### Task input
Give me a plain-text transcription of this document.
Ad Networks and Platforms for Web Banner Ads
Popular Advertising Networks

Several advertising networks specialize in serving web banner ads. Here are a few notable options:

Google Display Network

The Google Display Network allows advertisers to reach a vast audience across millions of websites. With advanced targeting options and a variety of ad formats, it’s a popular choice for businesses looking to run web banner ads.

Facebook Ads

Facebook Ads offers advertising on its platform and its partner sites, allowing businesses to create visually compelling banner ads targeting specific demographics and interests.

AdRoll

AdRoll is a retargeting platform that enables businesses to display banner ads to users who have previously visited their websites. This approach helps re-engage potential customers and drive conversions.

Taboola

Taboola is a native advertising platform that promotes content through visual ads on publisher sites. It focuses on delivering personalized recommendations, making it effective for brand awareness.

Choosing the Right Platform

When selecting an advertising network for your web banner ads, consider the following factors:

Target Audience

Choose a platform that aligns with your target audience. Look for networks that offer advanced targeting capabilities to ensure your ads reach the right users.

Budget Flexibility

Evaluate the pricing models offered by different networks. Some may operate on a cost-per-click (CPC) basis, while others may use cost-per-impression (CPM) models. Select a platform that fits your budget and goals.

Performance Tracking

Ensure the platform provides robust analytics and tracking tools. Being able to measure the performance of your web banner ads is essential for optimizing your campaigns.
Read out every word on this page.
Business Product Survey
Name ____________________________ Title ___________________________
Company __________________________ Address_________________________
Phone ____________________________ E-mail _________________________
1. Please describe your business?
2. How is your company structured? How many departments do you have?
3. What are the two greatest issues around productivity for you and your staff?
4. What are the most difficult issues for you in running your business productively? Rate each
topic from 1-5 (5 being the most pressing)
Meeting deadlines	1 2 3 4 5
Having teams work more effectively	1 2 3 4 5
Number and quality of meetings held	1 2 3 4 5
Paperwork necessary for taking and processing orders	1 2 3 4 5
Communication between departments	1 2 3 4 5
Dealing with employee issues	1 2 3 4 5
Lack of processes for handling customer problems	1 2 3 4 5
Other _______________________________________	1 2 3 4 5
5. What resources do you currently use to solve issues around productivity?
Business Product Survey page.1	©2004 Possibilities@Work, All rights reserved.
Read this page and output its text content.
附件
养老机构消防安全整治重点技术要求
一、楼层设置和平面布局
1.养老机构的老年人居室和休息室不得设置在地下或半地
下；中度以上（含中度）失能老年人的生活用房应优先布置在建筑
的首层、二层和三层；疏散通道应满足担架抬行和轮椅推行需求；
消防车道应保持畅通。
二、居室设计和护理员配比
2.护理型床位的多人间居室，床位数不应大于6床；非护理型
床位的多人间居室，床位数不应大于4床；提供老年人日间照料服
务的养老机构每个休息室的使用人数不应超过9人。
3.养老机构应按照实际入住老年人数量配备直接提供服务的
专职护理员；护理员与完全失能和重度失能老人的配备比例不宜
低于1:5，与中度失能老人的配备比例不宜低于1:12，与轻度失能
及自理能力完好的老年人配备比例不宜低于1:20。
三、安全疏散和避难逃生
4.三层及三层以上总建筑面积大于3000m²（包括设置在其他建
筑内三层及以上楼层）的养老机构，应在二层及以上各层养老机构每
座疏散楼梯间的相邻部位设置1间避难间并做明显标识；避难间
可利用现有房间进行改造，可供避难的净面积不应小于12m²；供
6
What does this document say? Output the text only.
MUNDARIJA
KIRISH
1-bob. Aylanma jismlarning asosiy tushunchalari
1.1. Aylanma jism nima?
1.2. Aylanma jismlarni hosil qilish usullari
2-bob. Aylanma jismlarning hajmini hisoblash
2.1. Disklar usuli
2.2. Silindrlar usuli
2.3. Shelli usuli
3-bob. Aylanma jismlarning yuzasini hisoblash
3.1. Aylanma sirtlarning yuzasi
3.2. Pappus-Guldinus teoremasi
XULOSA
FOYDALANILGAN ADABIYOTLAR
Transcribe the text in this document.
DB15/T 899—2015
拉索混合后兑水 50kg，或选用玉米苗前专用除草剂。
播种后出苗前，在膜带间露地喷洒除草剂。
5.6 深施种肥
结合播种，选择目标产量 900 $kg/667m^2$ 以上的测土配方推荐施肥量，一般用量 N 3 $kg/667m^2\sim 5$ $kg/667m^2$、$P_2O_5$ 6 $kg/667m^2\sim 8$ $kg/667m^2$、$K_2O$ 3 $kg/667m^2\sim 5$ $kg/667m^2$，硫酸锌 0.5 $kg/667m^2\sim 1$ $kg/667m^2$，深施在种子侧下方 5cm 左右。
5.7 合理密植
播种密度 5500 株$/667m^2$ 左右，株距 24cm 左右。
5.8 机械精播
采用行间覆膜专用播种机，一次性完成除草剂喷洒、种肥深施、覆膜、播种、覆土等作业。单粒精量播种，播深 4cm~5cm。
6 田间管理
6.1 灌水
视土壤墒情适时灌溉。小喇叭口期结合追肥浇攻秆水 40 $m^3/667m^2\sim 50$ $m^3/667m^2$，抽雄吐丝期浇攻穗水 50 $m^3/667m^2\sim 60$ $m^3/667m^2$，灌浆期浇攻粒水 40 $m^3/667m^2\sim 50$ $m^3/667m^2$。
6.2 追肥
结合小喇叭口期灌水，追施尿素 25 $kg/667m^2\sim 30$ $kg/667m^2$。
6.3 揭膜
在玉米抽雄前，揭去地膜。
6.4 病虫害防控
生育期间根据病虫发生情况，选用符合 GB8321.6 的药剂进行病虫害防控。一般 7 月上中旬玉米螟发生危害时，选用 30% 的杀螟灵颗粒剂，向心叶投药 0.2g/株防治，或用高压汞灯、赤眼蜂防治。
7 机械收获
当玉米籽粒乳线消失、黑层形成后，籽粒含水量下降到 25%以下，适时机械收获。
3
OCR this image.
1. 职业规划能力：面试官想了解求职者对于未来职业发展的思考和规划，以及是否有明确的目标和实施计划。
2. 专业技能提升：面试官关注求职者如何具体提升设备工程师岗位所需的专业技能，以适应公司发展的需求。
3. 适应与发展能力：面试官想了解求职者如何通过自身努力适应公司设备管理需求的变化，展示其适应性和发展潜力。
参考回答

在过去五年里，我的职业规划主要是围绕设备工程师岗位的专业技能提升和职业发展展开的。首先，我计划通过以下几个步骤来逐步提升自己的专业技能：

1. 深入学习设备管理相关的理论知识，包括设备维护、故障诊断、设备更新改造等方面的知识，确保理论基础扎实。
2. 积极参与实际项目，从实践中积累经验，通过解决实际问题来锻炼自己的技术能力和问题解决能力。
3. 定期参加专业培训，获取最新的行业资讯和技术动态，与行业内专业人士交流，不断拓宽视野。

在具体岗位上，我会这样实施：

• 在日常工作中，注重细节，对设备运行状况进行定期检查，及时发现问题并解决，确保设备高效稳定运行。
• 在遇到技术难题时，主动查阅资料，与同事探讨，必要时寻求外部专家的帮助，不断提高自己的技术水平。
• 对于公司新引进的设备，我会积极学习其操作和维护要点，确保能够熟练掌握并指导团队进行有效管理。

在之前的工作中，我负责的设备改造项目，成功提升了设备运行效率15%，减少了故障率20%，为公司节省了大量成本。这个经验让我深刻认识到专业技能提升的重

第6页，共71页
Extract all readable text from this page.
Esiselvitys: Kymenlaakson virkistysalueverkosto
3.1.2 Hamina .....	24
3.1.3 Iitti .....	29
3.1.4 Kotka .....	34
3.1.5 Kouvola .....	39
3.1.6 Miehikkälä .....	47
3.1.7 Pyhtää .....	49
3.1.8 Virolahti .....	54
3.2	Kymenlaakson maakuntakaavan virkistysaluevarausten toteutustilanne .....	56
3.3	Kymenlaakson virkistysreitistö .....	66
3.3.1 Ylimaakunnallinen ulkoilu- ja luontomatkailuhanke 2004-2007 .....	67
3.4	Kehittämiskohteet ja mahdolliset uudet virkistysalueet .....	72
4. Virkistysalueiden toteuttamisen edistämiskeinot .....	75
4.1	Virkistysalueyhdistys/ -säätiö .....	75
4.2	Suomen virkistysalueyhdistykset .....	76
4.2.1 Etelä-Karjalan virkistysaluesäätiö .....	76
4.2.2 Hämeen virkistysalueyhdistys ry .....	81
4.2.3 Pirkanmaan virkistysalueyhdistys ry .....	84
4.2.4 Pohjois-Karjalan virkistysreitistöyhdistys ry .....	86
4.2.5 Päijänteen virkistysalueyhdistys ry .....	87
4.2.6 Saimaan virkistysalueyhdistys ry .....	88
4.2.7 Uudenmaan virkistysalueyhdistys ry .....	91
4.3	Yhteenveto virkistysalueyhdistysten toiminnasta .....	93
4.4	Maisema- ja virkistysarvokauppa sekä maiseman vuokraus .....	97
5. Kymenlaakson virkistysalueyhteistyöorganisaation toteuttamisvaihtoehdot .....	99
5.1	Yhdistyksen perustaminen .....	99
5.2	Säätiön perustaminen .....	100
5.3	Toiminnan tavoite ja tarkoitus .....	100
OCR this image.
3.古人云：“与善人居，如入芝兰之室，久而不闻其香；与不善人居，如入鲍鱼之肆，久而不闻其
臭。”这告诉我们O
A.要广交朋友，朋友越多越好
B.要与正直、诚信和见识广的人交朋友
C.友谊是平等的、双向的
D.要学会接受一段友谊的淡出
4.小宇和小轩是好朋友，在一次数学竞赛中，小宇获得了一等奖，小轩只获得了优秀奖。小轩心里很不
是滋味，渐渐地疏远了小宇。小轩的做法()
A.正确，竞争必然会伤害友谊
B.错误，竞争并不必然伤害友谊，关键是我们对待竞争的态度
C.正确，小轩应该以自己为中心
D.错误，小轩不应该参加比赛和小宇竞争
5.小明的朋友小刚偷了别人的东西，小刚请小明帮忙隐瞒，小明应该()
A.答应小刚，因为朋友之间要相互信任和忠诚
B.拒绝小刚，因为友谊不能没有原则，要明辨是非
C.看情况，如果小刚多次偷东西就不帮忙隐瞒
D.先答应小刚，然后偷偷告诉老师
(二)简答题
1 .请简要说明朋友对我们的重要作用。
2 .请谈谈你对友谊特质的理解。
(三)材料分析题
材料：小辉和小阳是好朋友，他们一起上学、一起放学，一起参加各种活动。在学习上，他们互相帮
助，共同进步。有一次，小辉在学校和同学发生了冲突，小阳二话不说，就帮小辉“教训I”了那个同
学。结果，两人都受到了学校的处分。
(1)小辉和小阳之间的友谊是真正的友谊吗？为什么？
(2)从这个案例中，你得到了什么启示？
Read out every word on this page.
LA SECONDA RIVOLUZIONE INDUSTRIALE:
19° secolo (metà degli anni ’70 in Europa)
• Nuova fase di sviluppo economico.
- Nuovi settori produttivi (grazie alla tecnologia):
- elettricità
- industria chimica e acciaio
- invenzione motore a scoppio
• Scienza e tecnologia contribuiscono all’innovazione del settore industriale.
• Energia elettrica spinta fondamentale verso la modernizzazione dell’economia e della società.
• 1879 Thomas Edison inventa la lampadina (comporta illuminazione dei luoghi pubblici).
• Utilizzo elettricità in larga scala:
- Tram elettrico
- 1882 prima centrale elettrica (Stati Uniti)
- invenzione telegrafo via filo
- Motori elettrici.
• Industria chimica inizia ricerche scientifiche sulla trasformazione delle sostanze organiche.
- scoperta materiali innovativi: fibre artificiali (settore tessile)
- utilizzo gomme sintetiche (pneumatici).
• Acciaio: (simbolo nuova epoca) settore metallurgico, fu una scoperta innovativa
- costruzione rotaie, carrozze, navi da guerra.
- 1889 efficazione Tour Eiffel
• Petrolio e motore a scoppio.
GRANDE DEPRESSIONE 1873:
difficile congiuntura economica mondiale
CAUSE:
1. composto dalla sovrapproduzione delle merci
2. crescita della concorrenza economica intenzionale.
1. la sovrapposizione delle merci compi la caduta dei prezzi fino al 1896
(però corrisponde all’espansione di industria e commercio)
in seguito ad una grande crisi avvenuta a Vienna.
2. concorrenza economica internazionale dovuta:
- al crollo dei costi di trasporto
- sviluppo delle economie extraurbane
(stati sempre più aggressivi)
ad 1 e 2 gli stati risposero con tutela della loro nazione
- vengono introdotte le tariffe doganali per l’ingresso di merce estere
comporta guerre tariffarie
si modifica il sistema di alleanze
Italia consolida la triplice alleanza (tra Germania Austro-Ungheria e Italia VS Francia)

### Problem details
Give only the number of lines in the preceding material that contain the string "AdRoll".

### Correct response
2